### Your goal
Output the material below unchanged, apart from leaving out the pictures.

### Extracted entries
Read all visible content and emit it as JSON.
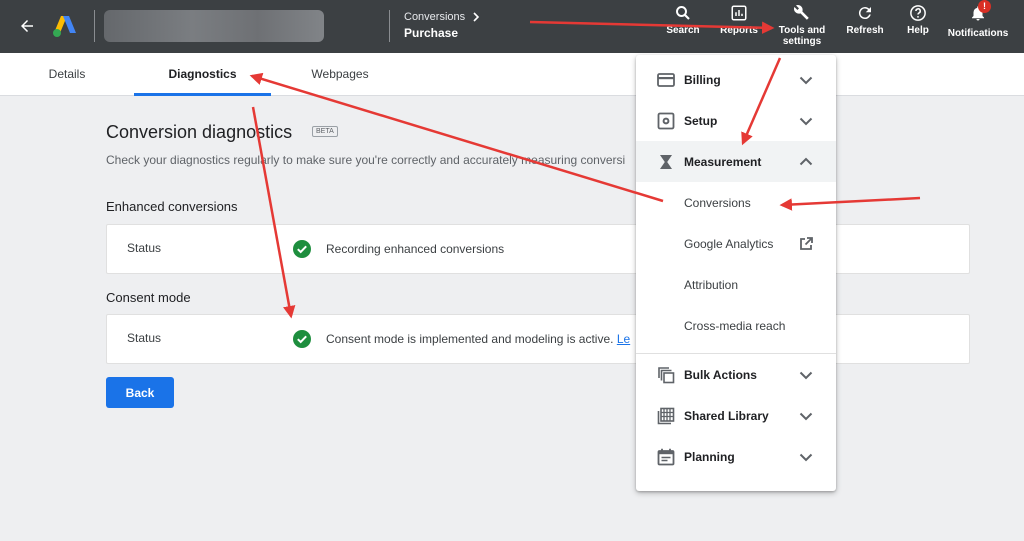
{
  "header": {
    "breadcrumb_parent": "Conversions",
    "breadcrumb_current": "Purchase",
    "tools": [
      {
        "label": "Search",
        "icon": "search-icon"
      },
      {
        "label": "Reports",
        "icon": "reports-icon"
      },
      {
        "label": "Tools and settings",
        "icon": "wrench-icon"
      },
      {
        "label": "Refresh",
        "icon": "refresh-icon"
      },
      {
        "label": "Help",
        "icon": "help-icon"
      },
      {
        "label": "Notifications",
        "icon": "bell-icon",
        "badge": "!"
      }
    ]
  },
  "tabs": [
    {
      "label": "Details",
      "active": false
    },
    {
      "label": "Diagnostics",
      "active": true
    },
    {
      "label": "Webpages",
      "active": false
    }
  ],
  "main": {
    "title": "Conversion diagnostics",
    "beta_badge": "BETA",
    "subtitle": "Check your diagnostics regularly to make sure you're correctly and accurately measuring conversi",
    "sections": [
      {
        "heading": "Enhanced conversions",
        "status_label": "Status",
        "status_text": "Recording enhanced conversions",
        "link": ""
      },
      {
        "heading": "Consent mode",
        "status_label": "Status",
        "status_text": "Consent mode is implemented and modeling is active.",
        "link": "Le"
      }
    ],
    "back_button": "Back"
  },
  "menu": {
    "items": [
      {
        "label": "Billing",
        "icon": "credit-card-icon",
        "type": "head"
      },
      {
        "label": "Setup",
        "icon": "gear-icon",
        "type": "head"
      },
      {
        "label": "Measurement",
        "icon": "hourglass-icon",
        "type": "head",
        "expanded": true
      },
      {
        "label": "Conversions",
        "type": "sub"
      },
      {
        "label": "Google Analytics",
        "type": "sub",
        "icon": "external-link-icon"
      },
      {
        "label": "Attribution",
        "type": "sub"
      },
      {
        "label": "Cross-media reach",
        "type": "sub"
      },
      {
        "label": "Bulk Actions",
        "icon": "copy-icon",
        "type": "head"
      },
      {
        "label": "Shared Library",
        "icon": "library-icon",
        "type": "head"
      },
      {
        "label": "Planning",
        "icon": "calendar-icon",
        "type": "head"
      }
    ]
  },
  "colors": {
    "topbar": "#3c4043",
    "accent": "#1a73e8",
    "success": "#1e8e3e",
    "annotation": "#e53935"
  }
}
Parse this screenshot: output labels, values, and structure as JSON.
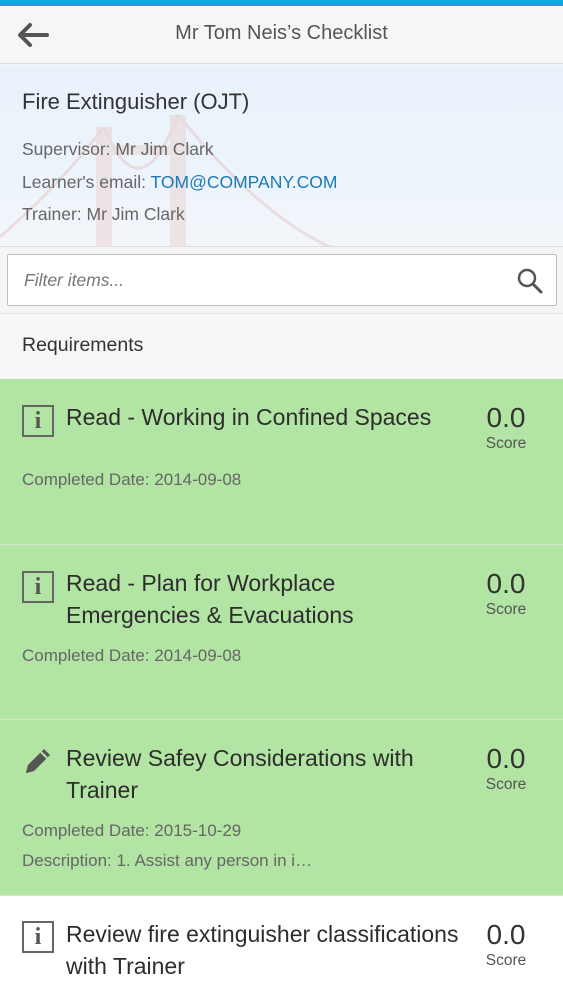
{
  "header": {
    "title": "Mr Tom Neis’s Checklist",
    "back_icon": "arrow-left-icon"
  },
  "checklist": {
    "title": "Fire Extinguisher (OJT)",
    "supervisor_label": "Supervisor:",
    "supervisor_value": "Mr Jim Clark",
    "email_label": "Learner's email:",
    "email_value": "TOM@COMPANY.COM",
    "trainer_label": "Trainer:",
    "trainer_value": "Mr Jim Clark"
  },
  "filter": {
    "placeholder": "Filter items...",
    "value": "",
    "search_icon": "search-icon"
  },
  "section": {
    "title": "Requirements"
  },
  "requirements": [
    {
      "title": "Read - Working in Confined Spaces",
      "score": "0.0",
      "score_label": "Score",
      "completed": "Completed Date: 2014-09-08",
      "description": "",
      "icon": "info-icon",
      "status": "completed"
    },
    {
      "title": "Read - Plan for Workplace Emergencies & Evacuations",
      "score": "0.0",
      "score_label": "Score",
      "completed": "Completed Date: 2014-09-08",
      "description": "",
      "icon": "info-icon",
      "status": "completed"
    },
    {
      "title": "Review Safey Considerations with Trainer",
      "score": "0.0",
      "score_label": "Score",
      "completed": "Completed Date: 2015-10-29",
      "description": "Description: 1. Assist any person in i…",
      "icon": "pencil-icon",
      "status": "completed"
    },
    {
      "title": "Review fire extinguisher classifications with Trainer",
      "score": "0.0",
      "score_label": "Score",
      "completed": "",
      "description": "",
      "icon": "info-icon",
      "status": "pending"
    }
  ],
  "colors": {
    "accent_bar": "#1aa1e1",
    "completed_row": "#b2e4a3",
    "link": "#1b7ab8"
  }
}
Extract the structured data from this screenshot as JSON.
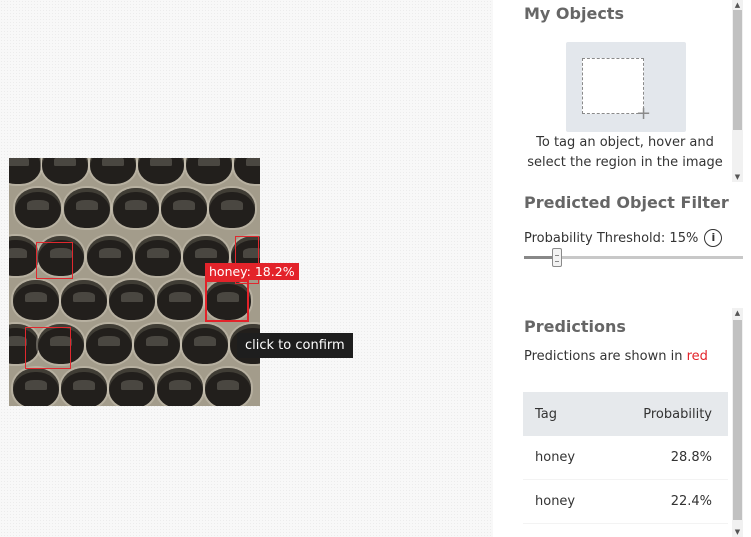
{
  "image_area": {
    "hover_box_label": "honey: 18.2%",
    "tooltip": "click to confirm"
  },
  "panel": {
    "my_objects": {
      "title": "My Objects",
      "hint_line1": "To tag an object, hover and",
      "hint_line2": "select the region in the image"
    },
    "filter": {
      "title": "Predicted Object Filter",
      "threshold_label": "Probability Threshold: 15%",
      "threshold_value": 0.15
    },
    "predictions": {
      "title": "Predictions",
      "note_prefix": "Predictions are shown in ",
      "note_color_word": "red",
      "columns": [
        "Tag",
        "Probability"
      ],
      "rows": [
        {
          "tag": "honey",
          "probability": "28.8%"
        },
        {
          "tag": "honey",
          "probability": "22.4%"
        }
      ]
    }
  },
  "colors": {
    "prediction_red": "#e3232a",
    "table_header_bg": "#e6e9ec"
  },
  "icons": [
    "plus-icon",
    "info-icon",
    "scroll-up-icon",
    "scroll-down-icon"
  ]
}
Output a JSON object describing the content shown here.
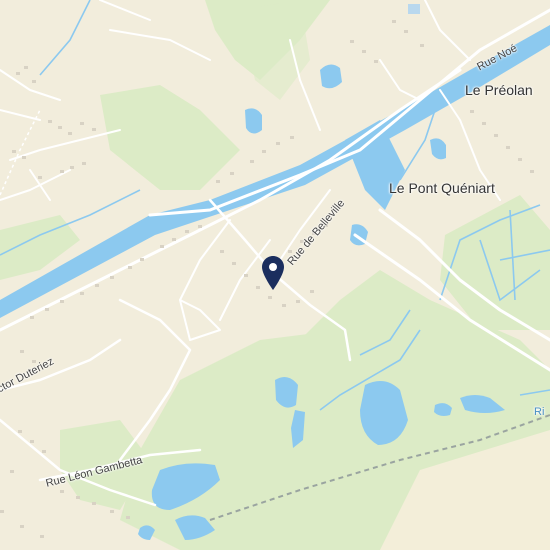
{
  "colors": {
    "land": "#f2eddc",
    "park": "#dcebc6",
    "water": "#8cc9ef",
    "road": "#ffffff",
    "marker": "#1b2e5e"
  },
  "labels": {
    "le_preolan": "Le Préolan",
    "le_pont_queniart": "Le Pont Quéniart",
    "rue_noe": "Rue Noé",
    "rue_de_belleville": "Rue de Belleville",
    "rue_leon_gambetta": "Rue Léon Gambetta",
    "victor_duteriez": "ctor Duteriez",
    "river_fragment": "Ri"
  },
  "marker": {
    "icon": "location-pin-icon"
  }
}
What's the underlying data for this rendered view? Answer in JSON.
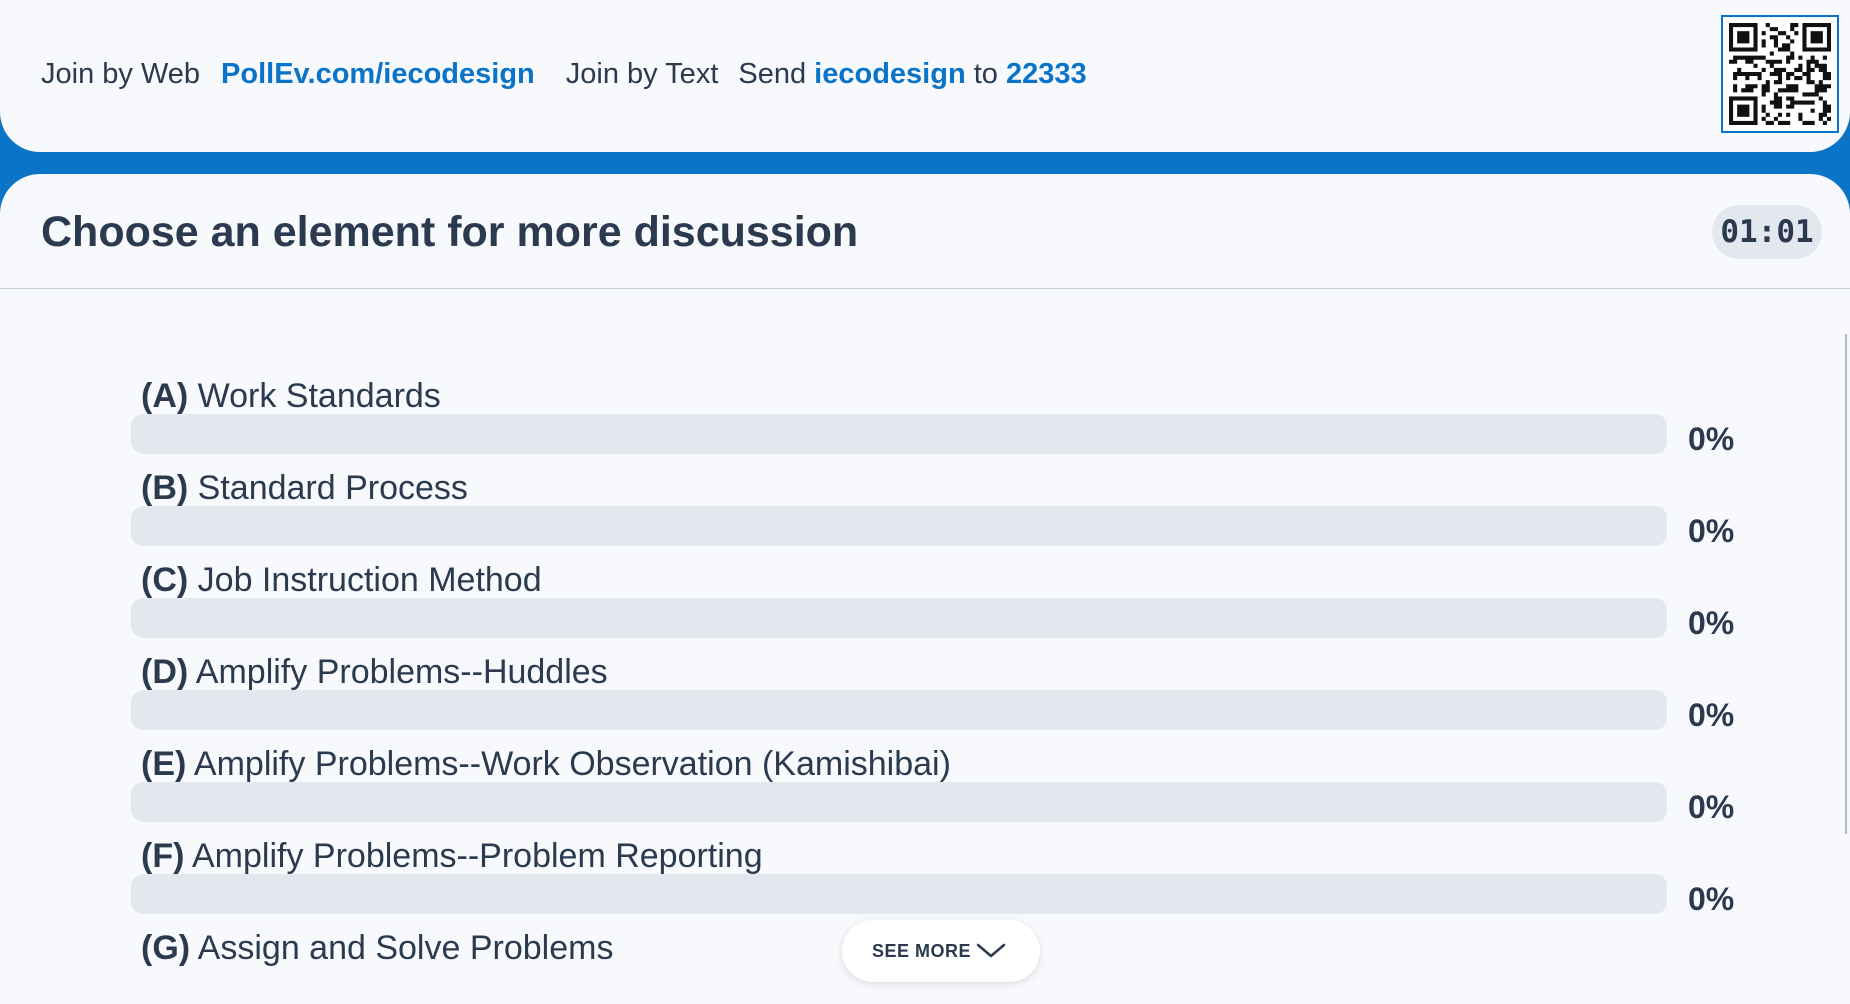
{
  "join": {
    "web_label": "Join by Web",
    "web_url": "PollEv.com/iecodesign",
    "text_label": "Join by Text",
    "send_word": "Send",
    "keyword": "iecodesign",
    "to_word": "to",
    "number": "22333"
  },
  "poll": {
    "title": "Choose an element for more discussion",
    "timer": "01:01",
    "options": [
      {
        "letter": "(A)",
        "text": "Work Standards",
        "percent": "0%",
        "value": 0
      },
      {
        "letter": "(B)",
        "text": "Standard Process",
        "percent": "0%",
        "value": 0
      },
      {
        "letter": "(C)",
        "text": "Job Instruction Method",
        "percent": "0%",
        "value": 0
      },
      {
        "letter": "(D)",
        "text": "Amplify Problems--Huddles",
        "percent": "0%",
        "value": 0
      },
      {
        "letter": "(E)",
        "text": "Amplify Problems--Work Observation (Kamishibai)",
        "percent": "0%",
        "value": 0
      },
      {
        "letter": "(F)",
        "text": "Amplify Problems--Problem Reporting",
        "percent": "0%",
        "value": 0
      },
      {
        "letter": "(G)",
        "text": "Assign and Solve Problems"
      }
    ],
    "see_more": "SEE MORE"
  },
  "icons": {
    "qr": "qr-code-icon",
    "chevron": "chevron-down-icon"
  },
  "colors": {
    "accent": "#0a74c9",
    "background": "#f7f9fc",
    "bar_track": "#e3e8ef",
    "text": "#2b3a4e"
  }
}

### Solution to this exercise
Read all visible content and emit it as JSON.
{
  "header": {
    "breadcrumb_parent": "Conversions",
    "breadcrumb_current": "Purchase",
    "tools": [
      {
        "label": "Search",
        "icon": "search-icon"
      },
      {
        "label": "Reports",
        "icon": "reports-icon"
      },
      {
        "label": "Tools and settings",
        "icon": "wrench-icon"
      },
      {
        "label": "Refresh",
        "icon": "refresh-icon"
      },
      {
        "label": "Help",
        "icon": "help-icon"
      },
      {
        "label": "Notifications",
        "icon": "bell-icon",
        "badge": "!"
      }
    ]
  },
  "tabs": [
    {
      "label": "Details",
      "active": false
    },
    {
      "label": "Diagnostics",
      "active": true
    },
    {
      "label": "Webpages",
      "active": false
    }
  ],
  "main": {
    "title": "Conversion diagnostics",
    "beta_badge": "BETA",
    "subtitle": "Check your diagnostics regularly to make sure you're correctly and accurately measuring conversi",
    "sections": [
      {
        "heading": "Enhanced conversions",
        "status_label": "Status",
        "status_text": "Recording enhanced conversions",
        "link": ""
      },
      {
        "heading": "Consent mode",
        "status_label": "Status",
        "status_text": "Consent mode is implemented and modeling is active.",
        "link": "Le"
      }
    ],
    "back_button": "Back"
  },
  "menu": {
    "items": [
      {
        "label": "Billing",
        "icon": "credit-card-icon",
        "type": "head"
      },
      {
        "label": "Setup",
        "icon": "gear-icon",
        "type": "head"
      },
      {
        "label": "Measurement",
        "icon": "hourglass-icon",
        "type": "head",
        "expanded": true
      },
      {
        "label": "Conversions",
        "type": "sub"
      },
      {
        "label": "Google Analytics",
        "type": "sub",
        "icon": "external-link-icon"
      },
      {
        "label": "Attribution",
        "type": "sub"
      },
      {
        "label": "Cross-media reach",
        "type": "sub"
      },
      {
        "label": "Bulk Actions",
        "icon": "copy-icon",
        "type": "head"
      },
      {
        "label": "Shared Library",
        "icon": "library-icon",
        "type": "head"
      },
      {
        "label": "Planning",
        "icon": "calendar-icon",
        "type": "head"
      }
    ]
  },
  "colors": {
    "topbar": "#3c4043",
    "accent": "#1a73e8",
    "success": "#1e8e3e",
    "annotation": "#e53935"
  }
}
Parse this screenshot: output labels, values, and structure as JSON.
{
  "header": {
    "title": "Mr Tom Neis’s Checklist",
    "back_icon": "arrow-left-icon"
  },
  "checklist": {
    "title": "Fire Extinguisher (OJT)",
    "supervisor_label": "Supervisor:",
    "supervisor_value": "Mr Jim Clark",
    "email_label": "Learner's email:",
    "email_value": "TOM@COMPANY.COM",
    "trainer_label": "Trainer:",
    "trainer_value": "Mr Jim Clark"
  },
  "filter": {
    "placeholder": "Filter items...",
    "value": "",
    "search_icon": "search-icon"
  },
  "section": {
    "title": "Requirements"
  },
  "requirements": [
    {
      "title": "Read - Working in Confined Spaces",
      "score": "0.0",
      "score_label": "Score",
      "completed": "Completed Date: 2014-09-08",
      "description": "",
      "icon": "info-icon",
      "status": "completed"
    },
    {
      "title": "Read - Plan for Workplace Emergencies & Evacuations",
      "score": "0.0",
      "score_label": "Score",
      "completed": "Completed Date: 2014-09-08",
      "description": "",
      "icon": "info-icon",
      "status": "completed"
    },
    {
      "title": "Review Safey Considerations with Trainer",
      "score": "0.0",
      "score_label": "Score",
      "completed": "Completed Date: 2015-10-29",
      "description": "Description: 1. Assist any person in i…",
      "icon": "pencil-icon",
      "status": "completed"
    },
    {
      "title": "Review fire extinguisher classifications with Trainer",
      "score": "0.0",
      "score_label": "Score",
      "completed": "",
      "description": "",
      "icon": "info-icon",
      "status": "pending"
    }
  ],
  "colors": {
    "accent_bar": "#1aa1e1",
    "completed_row": "#b2e4a3",
    "link": "#1b7ab8"
  }
}
Extract the structured data from this screenshot as JSON.
{
  "image_area": {
    "hover_box_label": "honey: 18.2%",
    "tooltip": "click to confirm"
  },
  "panel": {
    "my_objects": {
      "title": "My Objects",
      "hint_line1": "To tag an object, hover and",
      "hint_line2": "select the region in the image"
    },
    "filter": {
      "title": "Predicted Object Filter",
      "threshold_label": "Probability Threshold: 15%",
      "threshold_value": 0.15
    },
    "predictions": {
      "title": "Predictions",
      "note_prefix": "Predictions are shown in ",
      "note_color_word": "red",
      "columns": [
        "Tag",
        "Probability"
      ],
      "rows": [
        {
          "tag": "honey",
          "probability": "28.8%"
        },
        {
          "tag": "honey",
          "probability": "22.4%"
        }
      ]
    }
  },
  "colors": {
    "prediction_red": "#e3232a",
    "table_header_bg": "#e6e9ec"
  },
  "icons": [
    "plus-icon",
    "info-icon",
    "scroll-up-icon",
    "scroll-down-icon"
  ]
}
Output a JSON object describing the content shown here.
{
  "colors": {
    "land": "#f2eddc",
    "park": "#dcebc6",
    "water": "#8cc9ef",
    "road": "#ffffff",
    "marker": "#1b2e5e"
  },
  "labels": {
    "le_preolan": "Le Préolan",
    "le_pont_queniart": "Le Pont Quéniart",
    "rue_noe": "Rue Noé",
    "rue_de_belleville": "Rue de Belleville",
    "rue_leon_gambetta": "Rue Léon Gambetta",
    "victor_duteriez": "ctor Duteriez",
    "river_fragment": "Ri"
  },
  "marker": {
    "icon": "location-pin-icon"
  }
}
What's the underlying data for this rendered view? Answer in JSON.
{
  "join": {
    "web_label": "Join by Web",
    "web_url": "PollEv.com/iecodesign",
    "text_label": "Join by Text",
    "send_word": "Send",
    "keyword": "iecodesign",
    "to_word": "to",
    "number": "22333"
  },
  "poll": {
    "title": "Choose an element for more discussion",
    "timer": "01:01",
    "options": [
      {
        "letter": "(A)",
        "text": "Work Standards",
        "percent": "0%",
        "value": 0
      },
      {
        "letter": "(B)",
        "text": "Standard Process",
        "percent": "0%",
        "value": 0
      },
      {
        "letter": "(C)",
        "text": "Job Instruction Method",
        "percent": "0%",
        "value": 0
      },
      {
        "letter": "(D)",
        "text": "Amplify Problems--Huddles",
        "percent": "0%",
        "value": 0
      },
      {
        "letter": "(E)",
        "text": "Amplify Problems--Work Observation (Kamishibai)",
        "percent": "0%",
        "value": 0
      },
      {
        "letter": "(F)",
        "text": "Amplify Problems--Problem Reporting",
        "percent": "0%",
        "value": 0
      },
      {
        "letter": "(G)",
        "text": "Assign and Solve Problems"
      }
    ],
    "see_more": "SEE MORE"
  },
  "icons": {
    "qr": "qr-code-icon",
    "chevron": "chevron-down-icon"
  },
  "colors": {
    "accent": "#0a74c9",
    "background": "#f7f9fc",
    "bar_track": "#e3e8ef",
    "text": "#2b3a4e"
  }
}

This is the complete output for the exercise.